Directive: Gather each line of the records where "الرعد" appears.

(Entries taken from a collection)
___
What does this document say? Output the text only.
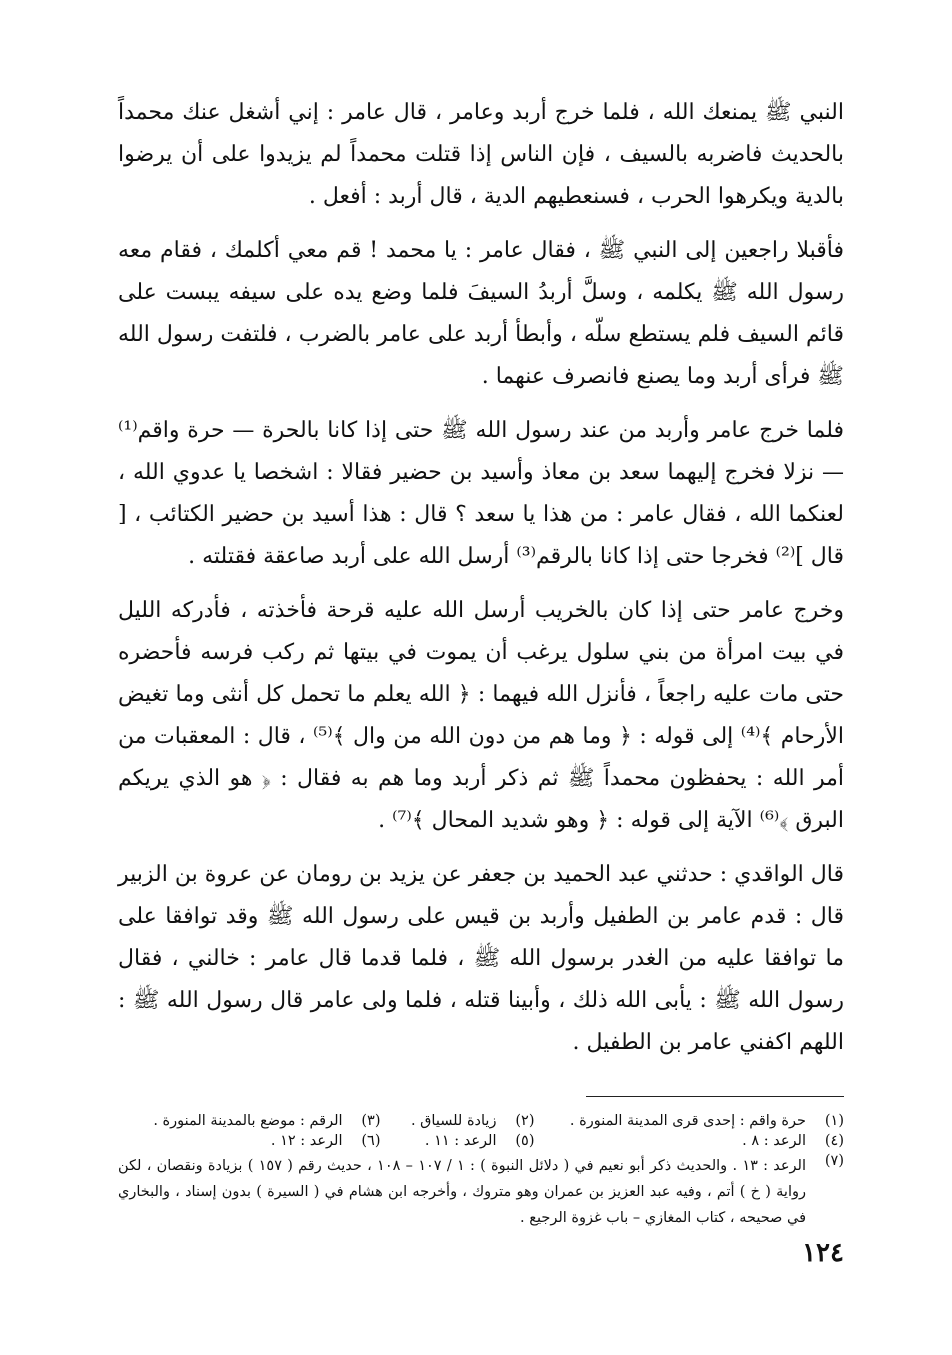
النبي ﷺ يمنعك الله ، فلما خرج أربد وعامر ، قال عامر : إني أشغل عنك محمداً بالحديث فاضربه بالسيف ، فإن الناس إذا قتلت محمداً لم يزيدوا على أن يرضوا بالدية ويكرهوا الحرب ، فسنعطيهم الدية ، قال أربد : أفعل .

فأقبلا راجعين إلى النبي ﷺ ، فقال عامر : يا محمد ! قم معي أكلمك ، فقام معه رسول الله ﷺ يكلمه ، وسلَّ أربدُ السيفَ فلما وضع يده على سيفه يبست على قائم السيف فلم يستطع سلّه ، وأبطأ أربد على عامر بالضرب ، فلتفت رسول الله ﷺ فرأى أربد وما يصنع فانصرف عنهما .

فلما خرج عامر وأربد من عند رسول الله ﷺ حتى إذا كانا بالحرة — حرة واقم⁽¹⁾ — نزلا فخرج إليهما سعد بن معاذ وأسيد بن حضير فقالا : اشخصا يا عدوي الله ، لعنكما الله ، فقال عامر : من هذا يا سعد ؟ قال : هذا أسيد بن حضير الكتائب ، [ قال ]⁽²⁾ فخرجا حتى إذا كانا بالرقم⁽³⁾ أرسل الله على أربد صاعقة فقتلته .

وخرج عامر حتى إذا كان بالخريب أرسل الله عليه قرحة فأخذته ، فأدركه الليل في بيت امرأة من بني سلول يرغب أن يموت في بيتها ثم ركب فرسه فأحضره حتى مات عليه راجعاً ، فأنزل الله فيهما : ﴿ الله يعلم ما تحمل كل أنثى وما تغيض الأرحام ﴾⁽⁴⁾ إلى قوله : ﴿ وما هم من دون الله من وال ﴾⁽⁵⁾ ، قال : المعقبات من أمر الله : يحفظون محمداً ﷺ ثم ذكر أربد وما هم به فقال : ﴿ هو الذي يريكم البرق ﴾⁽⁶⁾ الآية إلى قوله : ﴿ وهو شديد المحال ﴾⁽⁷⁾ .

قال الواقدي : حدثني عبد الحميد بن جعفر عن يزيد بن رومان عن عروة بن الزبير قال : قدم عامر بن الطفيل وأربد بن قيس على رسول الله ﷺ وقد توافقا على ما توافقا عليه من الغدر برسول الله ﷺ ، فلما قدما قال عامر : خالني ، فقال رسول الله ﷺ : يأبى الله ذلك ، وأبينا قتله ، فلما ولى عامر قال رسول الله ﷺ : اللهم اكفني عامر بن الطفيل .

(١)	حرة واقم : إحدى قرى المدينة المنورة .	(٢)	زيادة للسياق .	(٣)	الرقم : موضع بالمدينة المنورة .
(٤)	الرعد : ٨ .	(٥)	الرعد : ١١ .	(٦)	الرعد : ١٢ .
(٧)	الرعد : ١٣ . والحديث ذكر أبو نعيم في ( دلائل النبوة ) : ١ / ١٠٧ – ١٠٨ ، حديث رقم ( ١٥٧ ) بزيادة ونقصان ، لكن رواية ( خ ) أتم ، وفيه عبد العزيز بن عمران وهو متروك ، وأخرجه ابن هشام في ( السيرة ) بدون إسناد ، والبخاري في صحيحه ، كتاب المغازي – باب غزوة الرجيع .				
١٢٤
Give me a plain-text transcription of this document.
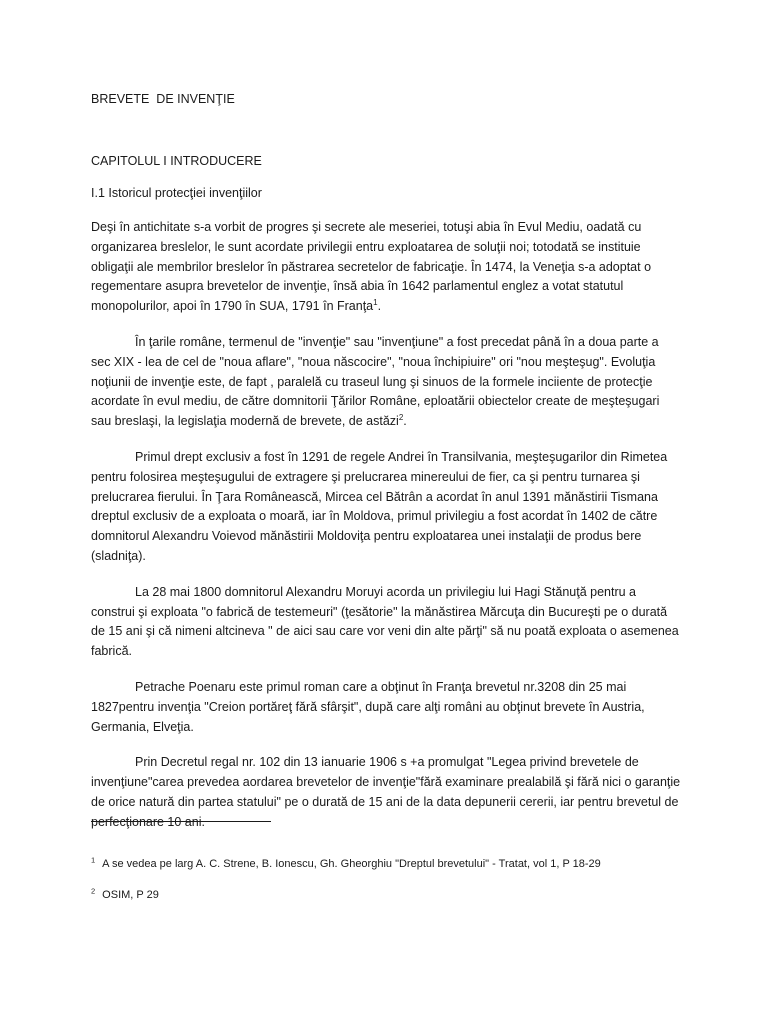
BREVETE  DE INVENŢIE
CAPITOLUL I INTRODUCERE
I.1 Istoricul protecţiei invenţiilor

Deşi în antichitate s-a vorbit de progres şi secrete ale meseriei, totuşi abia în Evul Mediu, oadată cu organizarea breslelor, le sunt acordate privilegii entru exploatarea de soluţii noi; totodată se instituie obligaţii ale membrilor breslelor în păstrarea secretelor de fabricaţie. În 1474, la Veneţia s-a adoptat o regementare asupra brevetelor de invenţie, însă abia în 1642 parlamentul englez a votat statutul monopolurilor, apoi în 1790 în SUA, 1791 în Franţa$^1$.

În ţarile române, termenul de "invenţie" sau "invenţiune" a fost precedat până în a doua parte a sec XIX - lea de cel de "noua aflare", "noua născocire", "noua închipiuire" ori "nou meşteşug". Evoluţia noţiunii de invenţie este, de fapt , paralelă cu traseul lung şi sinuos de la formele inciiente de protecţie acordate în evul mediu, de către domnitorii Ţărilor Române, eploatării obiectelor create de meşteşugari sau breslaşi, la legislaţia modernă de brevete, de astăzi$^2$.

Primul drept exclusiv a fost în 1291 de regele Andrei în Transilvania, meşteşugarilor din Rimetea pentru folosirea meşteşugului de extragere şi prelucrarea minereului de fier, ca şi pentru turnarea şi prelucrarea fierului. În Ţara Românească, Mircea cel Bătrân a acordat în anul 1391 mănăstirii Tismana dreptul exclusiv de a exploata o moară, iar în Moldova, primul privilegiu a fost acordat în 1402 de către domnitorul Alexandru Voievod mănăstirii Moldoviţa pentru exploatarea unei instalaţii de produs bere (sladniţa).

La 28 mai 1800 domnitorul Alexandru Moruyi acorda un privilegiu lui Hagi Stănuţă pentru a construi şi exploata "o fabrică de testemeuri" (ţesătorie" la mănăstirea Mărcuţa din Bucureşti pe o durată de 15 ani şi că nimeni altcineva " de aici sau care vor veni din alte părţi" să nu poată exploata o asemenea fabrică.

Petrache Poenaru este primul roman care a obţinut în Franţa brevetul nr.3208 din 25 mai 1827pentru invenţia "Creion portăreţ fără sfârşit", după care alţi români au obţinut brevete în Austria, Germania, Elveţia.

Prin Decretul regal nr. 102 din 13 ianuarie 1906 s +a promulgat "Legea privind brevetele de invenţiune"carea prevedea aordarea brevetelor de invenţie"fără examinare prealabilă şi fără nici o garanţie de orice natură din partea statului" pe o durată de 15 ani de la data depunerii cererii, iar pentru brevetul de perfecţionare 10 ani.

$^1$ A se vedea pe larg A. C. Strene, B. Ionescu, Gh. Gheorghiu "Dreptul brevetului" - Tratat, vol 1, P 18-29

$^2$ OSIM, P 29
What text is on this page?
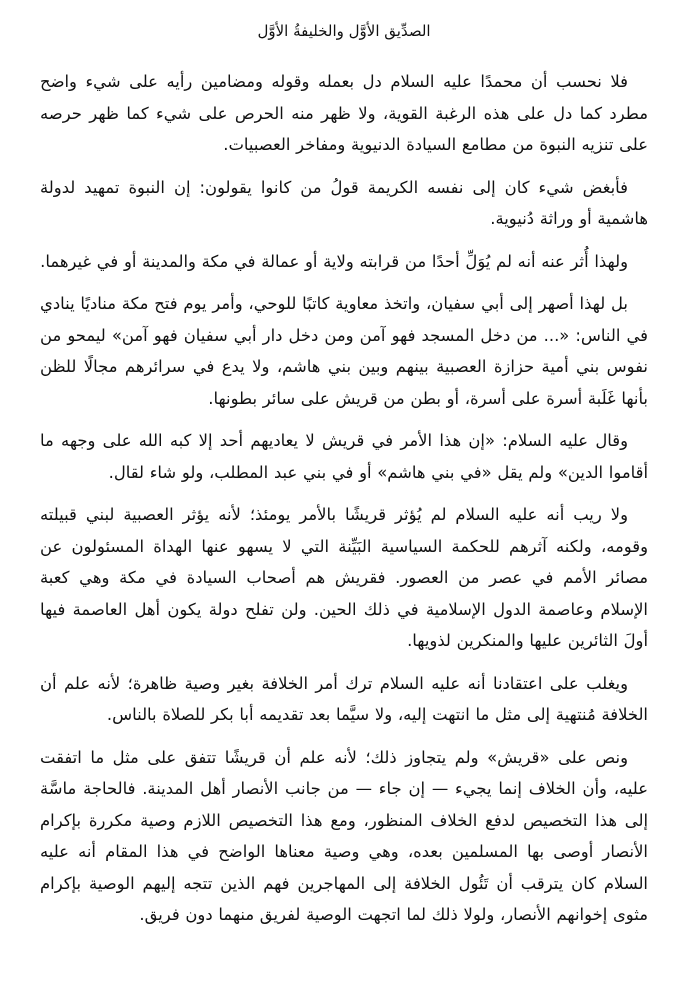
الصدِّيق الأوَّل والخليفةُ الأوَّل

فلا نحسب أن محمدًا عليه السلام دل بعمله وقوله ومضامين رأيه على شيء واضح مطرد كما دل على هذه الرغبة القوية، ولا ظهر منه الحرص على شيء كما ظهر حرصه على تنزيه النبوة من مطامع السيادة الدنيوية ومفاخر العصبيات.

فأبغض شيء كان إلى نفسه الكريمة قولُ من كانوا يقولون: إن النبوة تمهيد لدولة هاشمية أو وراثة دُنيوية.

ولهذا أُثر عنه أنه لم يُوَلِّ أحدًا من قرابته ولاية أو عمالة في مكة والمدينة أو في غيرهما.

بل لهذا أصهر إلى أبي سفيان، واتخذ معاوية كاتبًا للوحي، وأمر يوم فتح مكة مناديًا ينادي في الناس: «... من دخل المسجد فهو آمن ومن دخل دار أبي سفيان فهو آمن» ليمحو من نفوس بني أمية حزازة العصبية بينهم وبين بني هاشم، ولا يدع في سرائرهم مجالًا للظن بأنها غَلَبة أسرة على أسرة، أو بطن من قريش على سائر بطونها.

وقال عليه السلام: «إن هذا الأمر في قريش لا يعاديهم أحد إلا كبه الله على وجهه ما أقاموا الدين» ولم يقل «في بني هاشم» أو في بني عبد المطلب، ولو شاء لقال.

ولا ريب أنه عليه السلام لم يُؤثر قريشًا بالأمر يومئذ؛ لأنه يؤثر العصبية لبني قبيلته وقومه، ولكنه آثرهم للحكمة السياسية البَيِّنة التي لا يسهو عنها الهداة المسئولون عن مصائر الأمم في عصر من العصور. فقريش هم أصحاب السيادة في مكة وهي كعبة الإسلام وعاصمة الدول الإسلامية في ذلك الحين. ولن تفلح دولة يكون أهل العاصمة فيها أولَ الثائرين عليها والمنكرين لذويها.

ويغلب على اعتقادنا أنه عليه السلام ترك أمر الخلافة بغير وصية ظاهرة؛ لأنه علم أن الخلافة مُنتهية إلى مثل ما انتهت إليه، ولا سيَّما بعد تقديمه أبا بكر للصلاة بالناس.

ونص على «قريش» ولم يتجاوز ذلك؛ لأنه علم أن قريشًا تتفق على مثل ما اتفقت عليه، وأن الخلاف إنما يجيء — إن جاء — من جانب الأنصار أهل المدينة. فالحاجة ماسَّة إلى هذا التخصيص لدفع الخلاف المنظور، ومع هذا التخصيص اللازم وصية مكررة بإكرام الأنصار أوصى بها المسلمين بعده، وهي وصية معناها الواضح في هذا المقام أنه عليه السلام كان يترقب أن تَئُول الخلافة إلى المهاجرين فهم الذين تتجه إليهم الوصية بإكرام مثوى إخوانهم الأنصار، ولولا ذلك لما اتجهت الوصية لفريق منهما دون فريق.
___
Task solution:
(٤)	الرعد : ٨ .	(٥)	الرعد : ١١ .	(٦)	الرعد : ١٢ .
(٧)	الرعد : ١٣ . والحديث ذكر أبو نعيم في ( دلائل النبوة ) : ١ / ١٠٧ – ١٠٨ ، حديث رقم ( ١٥٧ ) بزيادة ونقصان ، لكن رواية ( خ ) أتم ، وفيه عبد العزيز بن عمران وهو متروك ، وأخرجه ابن هشام في ( السيرة ) بدون إسناد ، والبخاري في صحيحه ، كتاب المغازي – باب غزوة الرجيع .				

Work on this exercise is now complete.